**Aim of the task**
Your task is to output the entries below word for word.

Recorded data:
┏━━

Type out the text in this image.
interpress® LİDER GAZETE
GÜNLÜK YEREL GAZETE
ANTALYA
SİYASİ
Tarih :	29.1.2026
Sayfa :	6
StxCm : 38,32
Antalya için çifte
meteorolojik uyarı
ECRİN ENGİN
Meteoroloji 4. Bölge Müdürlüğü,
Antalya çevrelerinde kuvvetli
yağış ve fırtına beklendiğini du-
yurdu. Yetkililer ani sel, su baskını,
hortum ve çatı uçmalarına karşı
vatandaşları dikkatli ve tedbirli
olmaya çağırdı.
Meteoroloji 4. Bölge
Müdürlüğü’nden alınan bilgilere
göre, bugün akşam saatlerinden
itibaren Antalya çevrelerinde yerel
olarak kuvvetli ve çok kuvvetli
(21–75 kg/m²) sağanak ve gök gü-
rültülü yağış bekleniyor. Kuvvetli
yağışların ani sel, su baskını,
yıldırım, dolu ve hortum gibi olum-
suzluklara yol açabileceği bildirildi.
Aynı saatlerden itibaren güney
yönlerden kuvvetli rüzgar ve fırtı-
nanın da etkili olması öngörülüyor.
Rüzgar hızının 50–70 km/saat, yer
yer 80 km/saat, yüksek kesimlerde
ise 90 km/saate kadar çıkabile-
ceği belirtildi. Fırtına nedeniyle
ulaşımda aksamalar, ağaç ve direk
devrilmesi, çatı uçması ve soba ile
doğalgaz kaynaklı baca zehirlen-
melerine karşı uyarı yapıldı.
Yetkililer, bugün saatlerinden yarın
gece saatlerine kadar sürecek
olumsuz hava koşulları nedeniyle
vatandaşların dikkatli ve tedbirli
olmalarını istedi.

┗━━

**Solution to the exercise**
Type out the text in this image.
interpress® LİDER GAZETE
GÜNLÜK YEREL GAZETE
ANTALYA
SİYASİ
Tarih :	29.1.2026
Sayfa :	6
StxCm : 38,32
Antalya için çifte
meteorolojik uyarı
ECRİN ENGİN
Meteoroloji 4. Bölge Müdürlüğü,
Antalya çevrelerinde kuvvetli
yağış ve fırtına beklendiğini du-
yurdu. Yetkililer ani sel, su baskını,
hortum ve çatı uçmalarına karşı
vatandaşları dikkatli ve tedbirli
olmaya çağırdı.
Meteoroloji 4. Bölge
Müdürlüğü’nden alınan bilgilere
göre, bugün akşam saatlerinden
itibaren Antalya çevrelerinde yerel
olarak kuvvetli ve çok kuvvetli
(21–75 kg/m²) sağanak ve gök gü-
rültülü yağış bekleniyor. Kuvvetli
yağışların ani sel, su baskını,
yıldırım, dolu ve hortum gibi olum-
suzluklara yol açabileceği bildirildi.
Aynı saatlerden itibaren güney
yönlerden kuvvetli rüzgar ve fırtı-
nanın da etkili olması öngörülüyor.
Rüzgar hızının 50–70 km/saat, yer
yer 80 km/saat, yüksek kesimlerde
ise 90 km/saate kadar çıkabile-
ceği belirtildi. Fırtına nedeniyle
ulaşımda aksamalar, ağaç ve direk
devrilmesi, çatı uçması ve soba ile
doğalgaz kaynaklı baca zehirlen-
melerine karşı uyarı yapıldı.
Yetkililer, bugün saatlerinden yarın
gece saatlerine kadar sürecek
olumsuz hava koşulları nedeniyle
vatandaşların dikkatli ve tedbirli
olmalarını istedi.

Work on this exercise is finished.